[Exercise details] Return all of the entries word for word, but omit the pictures they contain.

[Dataset entries]

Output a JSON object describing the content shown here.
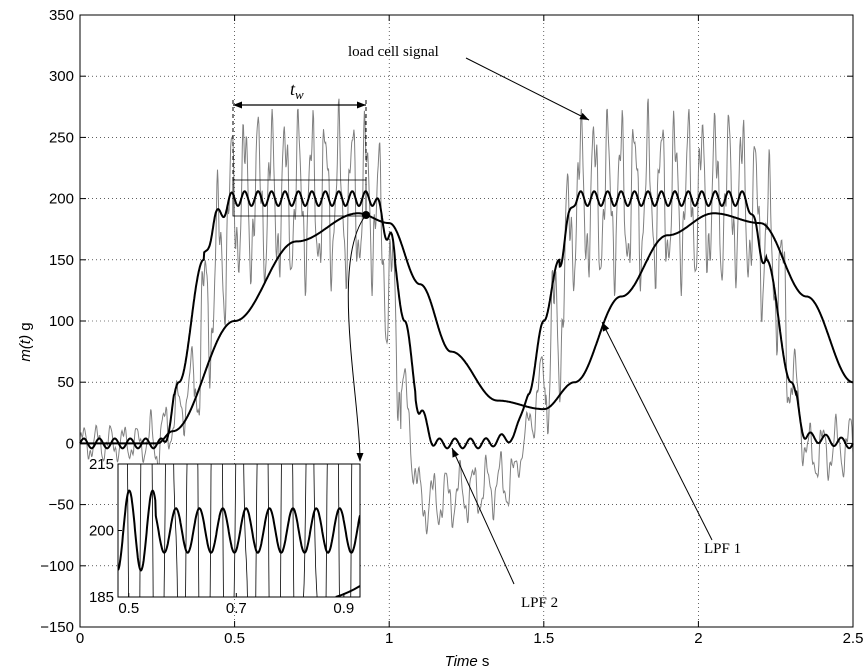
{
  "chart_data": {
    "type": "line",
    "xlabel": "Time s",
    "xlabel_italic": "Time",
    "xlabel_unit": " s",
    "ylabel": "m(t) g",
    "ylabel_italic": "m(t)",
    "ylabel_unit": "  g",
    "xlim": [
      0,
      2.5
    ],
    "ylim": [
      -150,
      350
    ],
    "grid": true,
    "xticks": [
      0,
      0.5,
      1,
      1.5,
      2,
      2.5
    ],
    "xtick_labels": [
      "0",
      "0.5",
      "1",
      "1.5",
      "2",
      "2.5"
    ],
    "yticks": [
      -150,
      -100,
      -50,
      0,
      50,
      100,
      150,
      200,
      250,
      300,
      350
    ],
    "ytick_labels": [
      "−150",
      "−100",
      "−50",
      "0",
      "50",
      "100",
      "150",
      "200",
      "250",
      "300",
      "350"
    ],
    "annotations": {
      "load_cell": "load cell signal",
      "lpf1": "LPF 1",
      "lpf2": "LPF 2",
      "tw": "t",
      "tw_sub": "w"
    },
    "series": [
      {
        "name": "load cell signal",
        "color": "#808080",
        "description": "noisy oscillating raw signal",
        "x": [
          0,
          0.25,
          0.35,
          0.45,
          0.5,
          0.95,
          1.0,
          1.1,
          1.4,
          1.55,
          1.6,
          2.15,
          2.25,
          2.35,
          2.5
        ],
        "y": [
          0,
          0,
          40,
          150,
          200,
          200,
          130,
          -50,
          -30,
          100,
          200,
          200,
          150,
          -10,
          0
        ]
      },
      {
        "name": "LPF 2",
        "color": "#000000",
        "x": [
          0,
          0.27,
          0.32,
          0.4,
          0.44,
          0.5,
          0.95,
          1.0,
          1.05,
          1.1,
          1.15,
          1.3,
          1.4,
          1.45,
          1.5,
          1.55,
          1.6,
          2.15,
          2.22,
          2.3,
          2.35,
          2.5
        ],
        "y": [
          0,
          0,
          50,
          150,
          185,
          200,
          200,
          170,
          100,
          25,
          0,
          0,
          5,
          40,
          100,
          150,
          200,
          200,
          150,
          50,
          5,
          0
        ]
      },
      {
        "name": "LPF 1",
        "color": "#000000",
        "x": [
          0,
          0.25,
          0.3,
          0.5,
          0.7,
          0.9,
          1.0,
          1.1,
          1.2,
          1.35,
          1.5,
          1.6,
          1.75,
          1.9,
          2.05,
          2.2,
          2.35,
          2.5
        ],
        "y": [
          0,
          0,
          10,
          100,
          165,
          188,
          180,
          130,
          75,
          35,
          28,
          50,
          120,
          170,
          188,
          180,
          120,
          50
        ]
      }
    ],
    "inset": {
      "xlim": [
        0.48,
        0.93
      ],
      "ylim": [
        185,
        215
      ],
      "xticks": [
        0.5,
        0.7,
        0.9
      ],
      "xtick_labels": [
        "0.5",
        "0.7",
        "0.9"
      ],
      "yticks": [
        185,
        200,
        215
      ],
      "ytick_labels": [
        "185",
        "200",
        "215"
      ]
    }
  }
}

[Answer below]
Output a JSON object describing the content shown here.
{
  "chart_data": {
    "type": "line",
    "xlabel": "Time s",
    "xlabel_italic": "Time",
    "xlabel_unit": " s",
    "ylabel": "m(t) g",
    "ylabel_italic": "m(t)",
    "ylabel_unit": "  g",
    "xlim": [
      0,
      2.5
    ],
    "ylim": [
      -150,
      350
    ],
    "grid": true,
    "xticks": [
      0,
      0.5,
      1,
      1.5,
      2,
      2.5
    ],
    "xtick_labels": [
      "0",
      "0.5",
      "1",
      "1.5",
      "2",
      "2.5"
    ],
    "yticks": [
      -150,
      -100,
      -50,
      0,
      50,
      100,
      150,
      200,
      250,
      300,
      350
    ],
    "ytick_labels": [
      "−150",
      "−100",
      "−50",
      "0",
      "50",
      "100",
      "150",
      "200",
      "250",
      "300",
      "350"
    ],
    "annotations": {
      "load_cell": "load cell signal",
      "lpf1": "LPF 1",
      "lpf2": "LPF 2",
      "tw": "t",
      "tw_sub": "w"
    },
    "series": [
      {
        "name": "load cell signal",
        "color": "#808080",
        "description": "noisy oscillating raw signal",
        "x": [
          0,
          0.25,
          0.35,
          0.45,
          0.5,
          0.95,
          1.0,
          1.1,
          1.4,
          1.55,
          1.6,
          2.15,
          2.25,
          2.35,
          2.5
        ],
        "y": [
          0,
          0,
          40,
          150,
          200,
          200,
          130,
          -50,
          -30,
          100,
          200,
          200,
          150,
          -10,
          0
        ]
      },
      {
        "name": "LPF 2",
        "color": "#000000",
        "x": [
          0,
          0.27,
          0.32,
          0.4,
          0.44,
          0.5,
          0.95,
          1.0,
          1.05,
          1.1,
          1.15,
          1.3,
          1.4,
          1.45,
          1.5,
          1.55,
          1.6,
          2.15,
          2.22,
          2.3,
          2.35,
          2.5
        ],
        "y": [
          0,
          0,
          50,
          150,
          185,
          200,
          200,
          170,
          100,
          25,
          0,
          0,
          5,
          40,
          100,
          150,
          200,
          200,
          150,
          50,
          5,
          0
        ]
      },
      {
        "name": "LPF 1",
        "color": "#000000",
        "x": [
          0,
          0.25,
          0.3,
          0.5,
          0.7,
          0.9,
          1.0,
          1.1,
          1.2,
          1.35,
          1.5,
          1.6,
          1.75,
          1.9,
          2.05,
          2.2,
          2.35,
          2.5
        ],
        "y": [
          0,
          0,
          10,
          100,
          165,
          188,
          180,
          130,
          75,
          35,
          28,
          50,
          120,
          170,
          188,
          180,
          120,
          50
        ]
      }
    ],
    "inset": {
      "xlim": [
        0.48,
        0.93
      ],
      "ylim": [
        185,
        215
      ],
      "xticks": [
        0.5,
        0.7,
        0.9
      ],
      "xtick_labels": [
        "0.5",
        "0.7",
        "0.9"
      ],
      "yticks": [
        185,
        200,
        215
      ],
      "ytick_labels": [
        "185",
        "200",
        "215"
      ]
    }
  }
}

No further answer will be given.